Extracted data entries
>>>>
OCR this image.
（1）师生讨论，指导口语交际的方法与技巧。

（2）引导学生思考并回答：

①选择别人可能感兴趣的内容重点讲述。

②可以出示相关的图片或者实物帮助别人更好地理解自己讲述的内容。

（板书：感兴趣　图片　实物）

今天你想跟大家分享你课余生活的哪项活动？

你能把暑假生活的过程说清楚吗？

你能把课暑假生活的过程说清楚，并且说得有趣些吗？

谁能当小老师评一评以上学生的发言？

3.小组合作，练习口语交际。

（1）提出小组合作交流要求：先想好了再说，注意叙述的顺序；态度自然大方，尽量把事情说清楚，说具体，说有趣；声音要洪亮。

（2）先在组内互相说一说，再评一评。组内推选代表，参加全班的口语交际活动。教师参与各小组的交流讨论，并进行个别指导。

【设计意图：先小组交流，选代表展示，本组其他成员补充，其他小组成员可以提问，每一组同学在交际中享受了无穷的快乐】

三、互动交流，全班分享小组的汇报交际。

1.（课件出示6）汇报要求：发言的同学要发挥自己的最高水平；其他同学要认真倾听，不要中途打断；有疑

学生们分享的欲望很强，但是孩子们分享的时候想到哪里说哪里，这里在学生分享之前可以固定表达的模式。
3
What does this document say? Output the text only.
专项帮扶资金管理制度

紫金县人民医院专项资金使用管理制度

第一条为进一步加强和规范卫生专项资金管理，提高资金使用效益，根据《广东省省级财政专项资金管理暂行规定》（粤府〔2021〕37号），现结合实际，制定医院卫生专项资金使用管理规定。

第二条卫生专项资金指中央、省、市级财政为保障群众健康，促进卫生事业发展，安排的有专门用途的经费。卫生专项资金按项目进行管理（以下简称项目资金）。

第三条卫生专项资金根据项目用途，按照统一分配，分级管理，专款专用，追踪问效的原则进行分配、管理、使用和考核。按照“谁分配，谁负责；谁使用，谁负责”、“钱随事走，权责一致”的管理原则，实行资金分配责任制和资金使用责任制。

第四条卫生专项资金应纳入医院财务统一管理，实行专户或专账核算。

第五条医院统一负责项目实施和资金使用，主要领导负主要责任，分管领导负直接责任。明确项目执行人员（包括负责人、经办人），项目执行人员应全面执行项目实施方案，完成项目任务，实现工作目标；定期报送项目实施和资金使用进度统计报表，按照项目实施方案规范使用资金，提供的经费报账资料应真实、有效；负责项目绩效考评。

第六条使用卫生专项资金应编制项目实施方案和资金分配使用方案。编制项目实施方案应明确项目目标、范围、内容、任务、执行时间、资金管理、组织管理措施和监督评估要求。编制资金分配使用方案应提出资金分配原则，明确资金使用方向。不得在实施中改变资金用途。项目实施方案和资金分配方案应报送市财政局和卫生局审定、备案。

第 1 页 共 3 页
<<<<
**Written task:** Output the whole listing above again, word for word.

**Output for this exercise:**
OCR this image.
（1）师生讨论，指导口语交际的方法与技巧。

（2）引导学生思考并回答：

①选择别人可能感兴趣的内容重点讲述。

②可以出示相关的图片或者实物帮助别人更好地理解自己讲述的内容。

（板书：感兴趣　图片　实物）

今天你想跟大家分享你课余生活的哪项活动？

你能把暑假生活的过程说清楚吗？

你能把课暑假生活的过程说清楚，并且说得有趣些吗？

谁能当小老师评一评以上学生的发言？

3.小组合作，练习口语交际。

（1）提出小组合作交流要求：先想好了再说，注意叙述的顺序；态度自然大方，尽量把事情说清楚，说具体，说有趣；声音要洪亮。

（2）先在组内互相说一说，再评一评。组内推选代表，参加全班的口语交际活动。教师参与各小组的交流讨论，并进行个别指导。

【设计意图：先小组交流，选代表展示，本组其他成员补充，其他小组成员可以提问，每一组同学在交际中享受了无穷的快乐】

三、互动交流，全班分享小组的汇报交际。

1.（课件出示6）汇报要求：发言的同学要发挥自己的最高水平；其他同学要认真倾听，不要中途打断；有疑

学生们分享的欲望很强，但是孩子们分享的时候想到哪里说哪里，这里在学生分享之前可以固定表达的模式。
3
What does this document say? Output the text only.
专项帮扶资金管理制度

紫金县人民医院专项资金使用管理制度

第一条为进一步加强和规范卫生专项资金管理，提高资金使用效益，根据《广东省省级财政专项资金管理暂行规定》（粤府〔2021〕37号），现结合实际，制定医院卫生专项资金使用管理规定。

第二条卫生专项资金指中央、省、市级财政为保障群众健康，促进卫生事业发展，安排的有专门用途的经费。卫生专项资金按项目进行管理（以下简称项目资金）。

第三条卫生专项资金根据项目用途，按照统一分配，分级管理，专款专用，追踪问效的原则进行分配、管理、使用和考核。按照“谁分配，谁负责；谁使用，谁负责”、“钱随事走，权责一致”的管理原则，实行资金分配责任制和资金使用责任制。

第四条卫生专项资金应纳入医院财务统一管理，实行专户或专账核算。

第五条医院统一负责项目实施和资金使用，主要领导负主要责任，分管领导负直接责任。明确项目执行人员（包括负责人、经办人），项目执行人员应全面执行项目实施方案，完成项目任务，实现工作目标；定期报送项目实施和资金使用进度统计报表，按照项目实施方案规范使用资金，提供的经费报账资料应真实、有效；负责项目绩效考评。

第六条使用卫生专项资金应编制项目实施方案和资金分配使用方案。编制项目实施方案应明确项目目标、范围、内容、任务、执行时间、资金管理、组织管理措施和监督评估要求。编制资金分配使用方案应提出资金分配原则，明确资金使用方向。不得在实施中改变资金用途。项目实施方案和资金分配方案应报送市财政局和卫生局审定、备案。

第 1 页 共 3 页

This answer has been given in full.